◆ **Requirement**: All the data should be repeated exactly. Any image in it is left out.

◆ ◆ ◆

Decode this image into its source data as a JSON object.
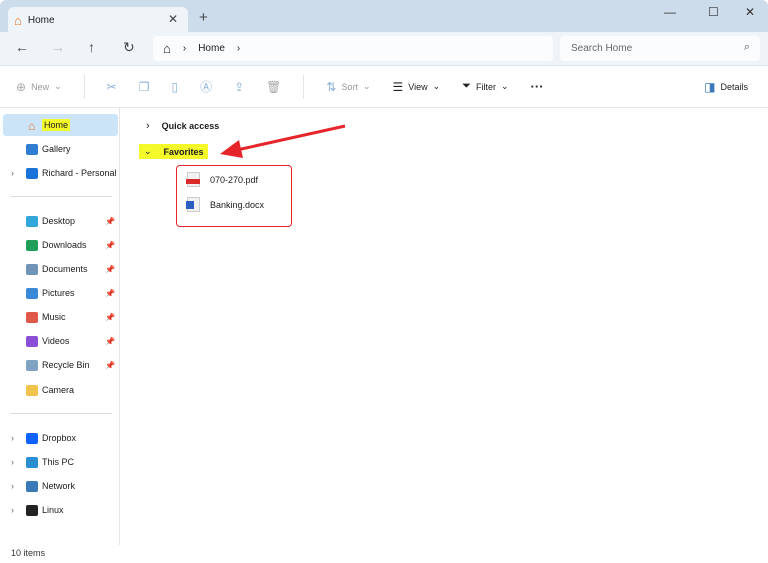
{
  "window": {
    "tab_title": "Home",
    "icon": "home-icon"
  },
  "nav": {
    "breadcrumb": [
      "Home"
    ],
    "search_placeholder": "Search Home"
  },
  "toolbar": {
    "new": "New",
    "sort": "Sort",
    "view": "View",
    "filter": "Filter",
    "details": "Details"
  },
  "sidebar": {
    "items": [
      {
        "label": "Home",
        "icon": "home-icon",
        "selected": true,
        "color": "#e8742a"
      },
      {
        "label": "Gallery",
        "icon": "gallery-icon",
        "color": "#2f7dd1"
      },
      {
        "label": "Richard - Personal",
        "icon": "onedrive-icon",
        "expandable": true,
        "color": "#1a73d9"
      },
      {
        "label": "Desktop",
        "icon": "desktop-icon",
        "pinned": true,
        "color": "#31a7d9"
      },
      {
        "label": "Downloads",
        "icon": "downloads-icon",
        "pinned": true,
        "color": "#1f9e5a"
      },
      {
        "label": "Documents",
        "icon": "documents-icon",
        "pinned": true,
        "color": "#6f94b8"
      },
      {
        "label": "Pictures",
        "icon": "pictures-icon",
        "pinned": true,
        "color": "#3a88d6"
      },
      {
        "label": "Music",
        "icon": "music-icon",
        "pinned": true,
        "color": "#e0584a"
      },
      {
        "label": "Videos",
        "icon": "videos-icon",
        "pinned": true,
        "color": "#8a4fd6"
      },
      {
        "label": "Recycle Bin",
        "icon": "recycle-bin-icon",
        "pinned": true,
        "color": "#7fa3c0"
      },
      {
        "label": "Camera",
        "icon": "folder-icon",
        "color": "#f2c34c"
      },
      {
        "label": "Dropbox",
        "icon": "dropbox-icon",
        "expandable": true,
        "color": "#0f62fe"
      },
      {
        "label": "This PC",
        "icon": "pc-icon",
        "expandable": true,
        "color": "#2a8fd1"
      },
      {
        "label": "Network",
        "icon": "network-icon",
        "expandable": true,
        "color": "#3a7ab8"
      },
      {
        "label": "Linux",
        "icon": "linux-icon",
        "expandable": true,
        "color": "#222222"
      }
    ]
  },
  "main": {
    "quick_access": "Quick access",
    "favorites": "Favorites",
    "files": [
      {
        "name": "070-270.pdf",
        "type": "pdf"
      },
      {
        "name": "Banking.docx",
        "type": "docx"
      }
    ]
  },
  "status": {
    "count": "10 items"
  }
}
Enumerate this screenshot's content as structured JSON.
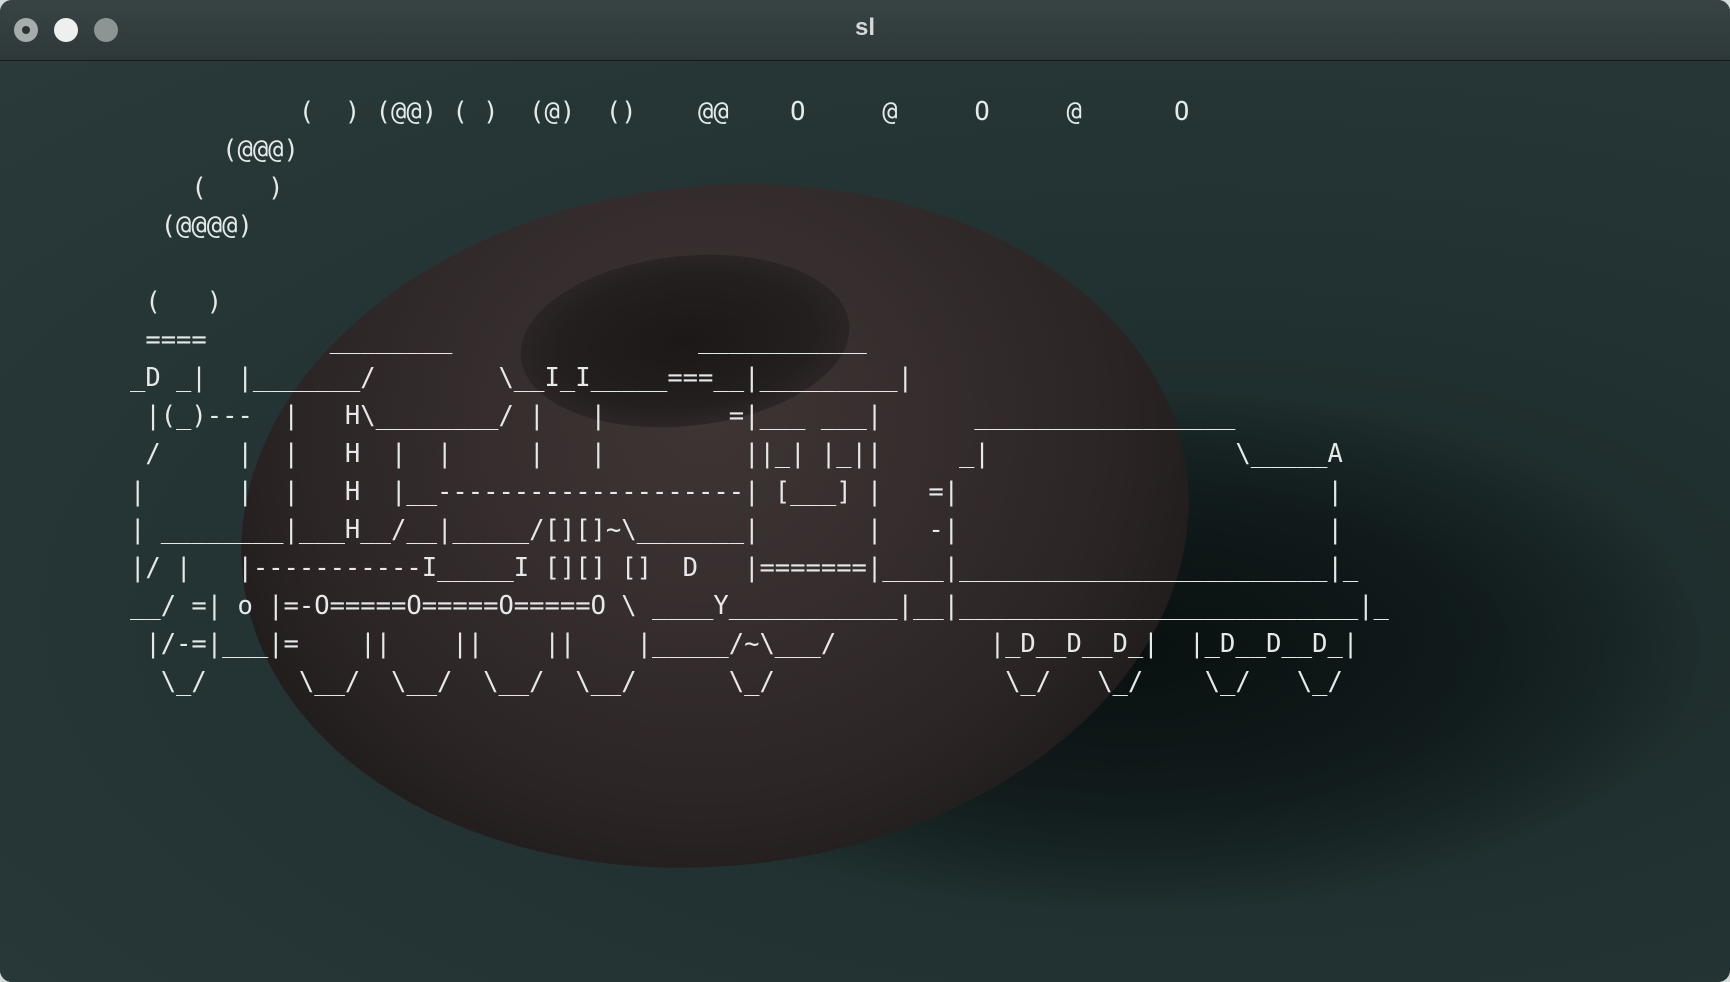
{
  "window": {
    "title": "sl"
  },
  "terminal": {
    "art_lines": [
      "           (  ) (@@) ( )  (@)  ()    @@    O     @     O     @      O",
      "      (@@@)",
      "    (    )",
      "  (@@@@)",
      "",
      " (   )",
      " ====        ________                ___________",
      "_D _|  |_______/        \\__I_I_____===__|_________|",
      " |(_)---  |   H\\________/ |   |        =|___ ___|      _________________",
      " /     |  |   H  |  |     |   |         ||_| |_||     _|                \\_____A",
      "|      |  |   H  |__--------------------| [___] |   =|                        |",
      "| ________|___H__/__|_____/[][]~\\_______|       |   -|                        |",
      "|/ |   |-----------I_____I [][] []  D   |=======|____|________________________|_",
      "__/ =| o |=-O=====O=====O=====O \\ ____Y___________|__|__________________________|_",
      " |/-=|___|=    ||    ||    ||    |_____/~\\___/          |_D__D__D_|  |_D__D__D_|",
      "  \\_/      \\__/  \\__/  \\__/  \\__/      \\_/               \\_/   \\_/    \\_/   \\_/"
    ]
  }
}
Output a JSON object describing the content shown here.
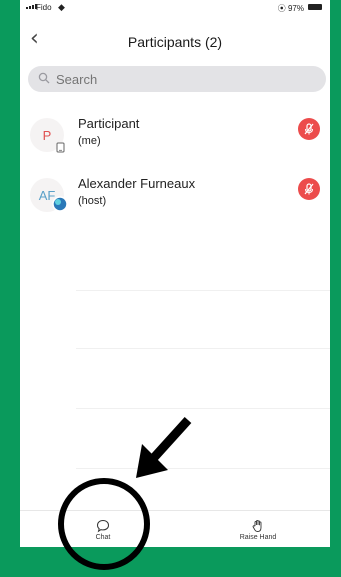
{
  "status_bar": {
    "carrier": "Fido",
    "battery_pct": "97%"
  },
  "header": {
    "title": "Participants (2)"
  },
  "search": {
    "placeholder": "Search"
  },
  "participants": [
    {
      "initials": "P",
      "name": "Participant",
      "role": "(me)",
      "initials_color": "#e05050"
    },
    {
      "initials": "AF",
      "name": "Alexander Furneaux",
      "role": "(host)",
      "initials_color": "#5aa0c8"
    }
  ],
  "bottom_bar": {
    "chat_label": "Chat",
    "raise_hand_label": "Raise Hand"
  },
  "colors": {
    "background": "#0a9a5c",
    "mute_red": "#ec4c4c"
  },
  "icons": [
    "back-chevron-icon",
    "search-icon",
    "microphone-muted-icon",
    "chat-bubble-icon",
    "raise-hand-icon",
    "phone-device-icon",
    "annotation-arrow",
    "annotation-circle"
  ]
}
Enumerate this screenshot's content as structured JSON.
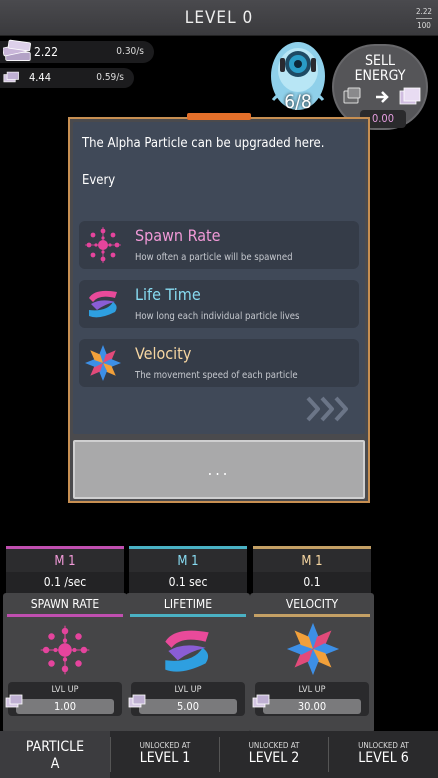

◆ ◆ ◆

◆ **Solution to this exercise**:
Decode this image into its source data as a JSON object.
{
  "window": {
    "tab_title": "Home",
    "icon": "home-icon"
  },
  "nav": {
    "breadcrumb": [
      "Home"
    ],
    "search_placeholder": "Search Home"
  },
  "toolbar": {
    "new": "New",
    "sort": "Sort",
    "view": "View",
    "filter": "Filter",
    "details": "Details"
  },
  "sidebar": {
    "items": [
      {
        "label": "Home",
        "icon": "home-icon",
        "selected": true,
        "color": "#e8742a"
      },
      {
        "label": "Gallery",
        "icon": "gallery-icon",
        "color": "#2f7dd1"
      },
      {
        "label": "Richard - Personal",
        "icon": "onedrive-icon",
        "expandable": true,
        "color": "#1a73d9"
      },
      {
        "label": "Desktop",
        "icon": "desktop-icon",
        "pinned": true,
        "color": "#31a7d9"
      },
      {
        "label": "Downloads",
        "icon": "downloads-icon",
        "pinned": true,
        "color": "#1f9e5a"
      },
      {
        "label": "Documents",
        "icon": "documents-icon",
        "pinned": true,
        "color": "#6f94b8"
      },
      {
        "label": "Pictures",
        "icon": "pictures-icon",
        "pinned": true,
        "color": "#3a88d6"
      },
      {
        "label": "Music",
        "icon": "music-icon",
        "pinned": true,
        "color": "#e0584a"
      },
      {
        "label": "Videos",
        "icon": "videos-icon",
        "pinned": true,
        "color": "#8a4fd6"
      },
      {
        "label": "Recycle Bin",
        "icon": "recycle-bin-icon",
        "pinned": true,
        "color": "#7fa3c0"
      },
      {
        "label": "Camera",
        "icon": "folder-icon",
        "color": "#f2c34c"
      },
      {
        "label": "Dropbox",
        "icon": "dropbox-icon",
        "expandable": true,
        "color": "#0f62fe"
      },
      {
        "label": "This PC",
        "icon": "pc-icon",
        "expandable": true,
        "color": "#2a8fd1"
      },
      {
        "label": "Network",
        "icon": "network-icon",
        "expandable": true,
        "color": "#3a7ab8"
      },
      {
        "label": "Linux",
        "icon": "linux-icon",
        "expandable": true,
        "color": "#222222"
      }
    ]
  },
  "main": {
    "quick_access": "Quick access",
    "favorites": "Favorites",
    "files": [
      {
        "name": "070-270.pdf",
        "type": "pdf"
      },
      {
        "name": "Banking.docx",
        "type": "docx"
      }
    ]
  },
  "status": {
    "count": "10 items"
  }
}
Enumerate this screenshot's content as structured JSON.
{
  "window": {
    "title": "sl"
  },
  "terminal": {
    "art_lines": [
      "           (  ) (@@) ( )  (@)  ()    @@    O     @     O     @      O",
      "      (@@@)",
      "    (    )",
      "  (@@@@)",
      "",
      " (   )",
      " ====        ________                ___________",
      "_D _|  |_______/        \\__I_I_____===__|_________|",
      " |(_)---  |   H\\________/ |   |        =|___ ___|      _________________",
      " /     |  |   H  |  |     |   |         ||_| |_||     _|                \\_____A",
      "|      |  |   H  |__--------------------| [___] |   =|                        |",
      "| ________|___H__/__|_____/[][]~\\_______|       |   -|                        |",
      "|/ |   |-----------I_____I [][] []  D   |=======|____|________________________|_",
      "__/ =| o |=-O=====O=====O=====O \\ ____Y___________|__|__________________________|_",
      " |/-=|___|=    ||    ||    ||    |_____/~\\___/          |_D__D__D_|  |_D__D__D_|",
      "  \\_/      \\__/  \\__/  \\__/  \\__/      \\_/               \\_/   \\_/    \\_/   \\_/"
    ]
  }
}
Output a JSON object describing the content shown here.
{
  "status_bar": {
    "carrier": "Fido",
    "battery_pct": "97%"
  },
  "header": {
    "title": "Participants (2)"
  },
  "search": {
    "placeholder": "Search"
  },
  "participants": [
    {
      "initials": "P",
      "name": "Participant",
      "role": "(me)",
      "initials_color": "#e05050"
    },
    {
      "initials": "AF",
      "name": "Alexander Furneaux",
      "role": "(host)",
      "initials_color": "#5aa0c8"
    }
  ],
  "bottom_bar": {
    "chat_label": "Chat",
    "raise_hand_label": "Raise Hand"
  },
  "colors": {
    "background": "#0a9a5c",
    "mute_red": "#ec4c4c"
  },
  "icons": [
    "back-chevron-icon",
    "search-icon",
    "microphone-muted-icon",
    "chat-bubble-icon",
    "raise-hand-icon",
    "phone-device-icon",
    "annotation-arrow",
    "annotation-circle"
  ]
}
Enumerate this screenshot's content as structured JSON.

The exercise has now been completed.